## BEGIN ENTRIES SUPPLIED

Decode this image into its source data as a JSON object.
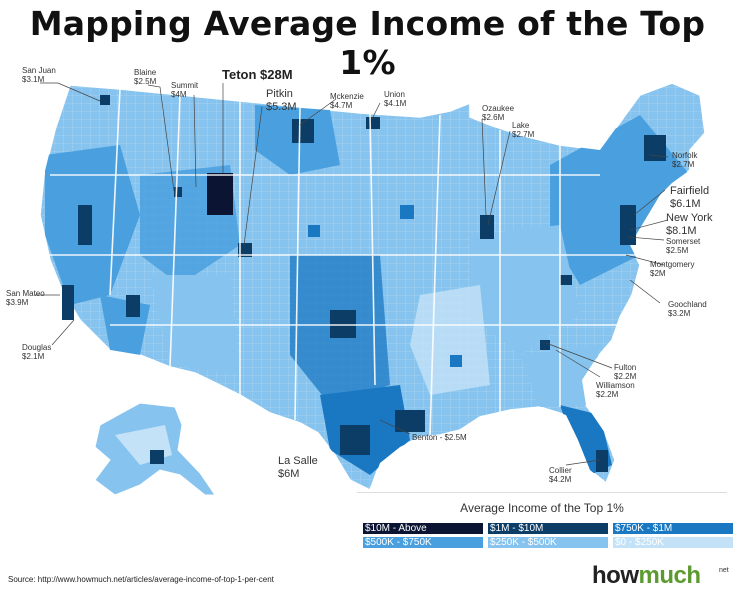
{
  "title": "Mapping Average Income of the Top 1%",
  "callouts": [
    {
      "id": "san-juan",
      "name": "San Juan",
      "value": "$3.1M"
    },
    {
      "id": "blaine",
      "name": "Blaine",
      "value": "$2.5M"
    },
    {
      "id": "summit",
      "name": "Summit",
      "value": "$4M"
    },
    {
      "id": "teton",
      "name": "Teton $28M",
      "value": ""
    },
    {
      "id": "pitkin",
      "name": "Pitkin",
      "value": "$5.3M"
    },
    {
      "id": "mckenzie",
      "name": "Mckenzie",
      "value": "$4.7M"
    },
    {
      "id": "union",
      "name": "Union",
      "value": "$4.1M"
    },
    {
      "id": "ozaukee",
      "name": "Ozaukee",
      "value": "$2.6M"
    },
    {
      "id": "lake",
      "name": "Lake",
      "value": "$2.7M"
    },
    {
      "id": "norfolk",
      "name": "Norfolk",
      "value": "$2.7M"
    },
    {
      "id": "fairfield",
      "name": "Fairfield",
      "value": "$6.1M"
    },
    {
      "id": "new-york",
      "name": "New York",
      "value": "$8.1M"
    },
    {
      "id": "somerset",
      "name": "Somerset",
      "value": "$2.5M"
    },
    {
      "id": "montgomery",
      "name": "Montgomery",
      "value": "$2M"
    },
    {
      "id": "goochland",
      "name": "Goochland",
      "value": "$3.2M"
    },
    {
      "id": "fulton",
      "name": "Fulton",
      "value": "$2.2M"
    },
    {
      "id": "williamson",
      "name": "Williamson",
      "value": "$2.2M"
    },
    {
      "id": "collier",
      "name": "Collier",
      "value": "$4.2M"
    },
    {
      "id": "benton",
      "name": "Benton - $2.5M",
      "value": ""
    },
    {
      "id": "la-salle",
      "name": "La Salle",
      "value": "$6M"
    },
    {
      "id": "san-mateo",
      "name": "San Mateo",
      "value": "$3.9M"
    },
    {
      "id": "douglas",
      "name": "Douglas",
      "value": "$2.1M"
    }
  ],
  "legend": {
    "title": "Average Income of the Top 1%",
    "items": [
      {
        "label": "$10M - Above",
        "color": "#0b1533"
      },
      {
        "label": "$1M - $10M",
        "color": "#0b3d66"
      },
      {
        "label": "$750K - $1M",
        "color": "#1a78c2"
      },
      {
        "label": "$500K - $750K",
        "color": "#4aa0de"
      },
      {
        "label": "$250K - $500K",
        "color": "#86c3ee"
      },
      {
        "label": "$0 - $250K",
        "color": "#c4e2f7"
      }
    ]
  },
  "source": "Source: http://www.howmuch.net/articles/average-income-of-top-1-per-cent",
  "brand": {
    "part1": "how",
    "part2": "much",
    "suffix": "net"
  }
}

## END ENTRIES SUPPLIED

--- WHAT THIS TASK INVOLVES ---
Every line above should be repeated exactly; pictures stay out of the copy.

--- RESPONSE TO THE EXERCISE ---
Decode this image into its source data as a JSON object.
{
  "title": "Mapping Average Income of the Top 1%",
  "callouts": [
    {
      "id": "san-juan",
      "name": "San Juan",
      "value": "$3.1M"
    },
    {
      "id": "blaine",
      "name": "Blaine",
      "value": "$2.5M"
    },
    {
      "id": "summit",
      "name": "Summit",
      "value": "$4M"
    },
    {
      "id": "teton",
      "name": "Teton $28M",
      "value": ""
    },
    {
      "id": "pitkin",
      "name": "Pitkin",
      "value": "$5.3M"
    },
    {
      "id": "mckenzie",
      "name": "Mckenzie",
      "value": "$4.7M"
    },
    {
      "id": "union",
      "name": "Union",
      "value": "$4.1M"
    },
    {
      "id": "ozaukee",
      "name": "Ozaukee",
      "value": "$2.6M"
    },
    {
      "id": "lake",
      "name": "Lake",
      "value": "$2.7M"
    },
    {
      "id": "norfolk",
      "name": "Norfolk",
      "value": "$2.7M"
    },
    {
      "id": "fairfield",
      "name": "Fairfield",
      "value": "$6.1M"
    },
    {
      "id": "new-york",
      "name": "New York",
      "value": "$8.1M"
    },
    {
      "id": "somerset",
      "name": "Somerset",
      "value": "$2.5M"
    },
    {
      "id": "montgomery",
      "name": "Montgomery",
      "value": "$2M"
    },
    {
      "id": "goochland",
      "name": "Goochland",
      "value": "$3.2M"
    },
    {
      "id": "fulton",
      "name": "Fulton",
      "value": "$2.2M"
    },
    {
      "id": "williamson",
      "name": "Williamson",
      "value": "$2.2M"
    },
    {
      "id": "collier",
      "name": "Collier",
      "value": "$4.2M"
    },
    {
      "id": "benton",
      "name": "Benton - $2.5M",
      "value": ""
    },
    {
      "id": "la-salle",
      "name": "La Salle",
      "value": "$6M"
    },
    {
      "id": "san-mateo",
      "name": "San Mateo",
      "value": "$3.9M"
    },
    {
      "id": "douglas",
      "name": "Douglas",
      "value": "$2.1M"
    }
  ],
  "legend": {
    "title": "Average Income of the Top 1%",
    "items": [
      {
        "label": "$10M - Above",
        "color": "#0b1533"
      },
      {
        "label": "$1M - $10M",
        "color": "#0b3d66"
      },
      {
        "label": "$750K - $1M",
        "color": "#1a78c2"
      },
      {
        "label": "$500K - $750K",
        "color": "#4aa0de"
      },
      {
        "label": "$250K - $500K",
        "color": "#86c3ee"
      },
      {
        "label": "$0 - $250K",
        "color": "#c4e2f7"
      }
    ]
  },
  "source": "Source: http://www.howmuch.net/articles/average-income-of-top-1-per-cent",
  "brand": {
    "part1": "how",
    "part2": "much",
    "suffix": "net"
  }
}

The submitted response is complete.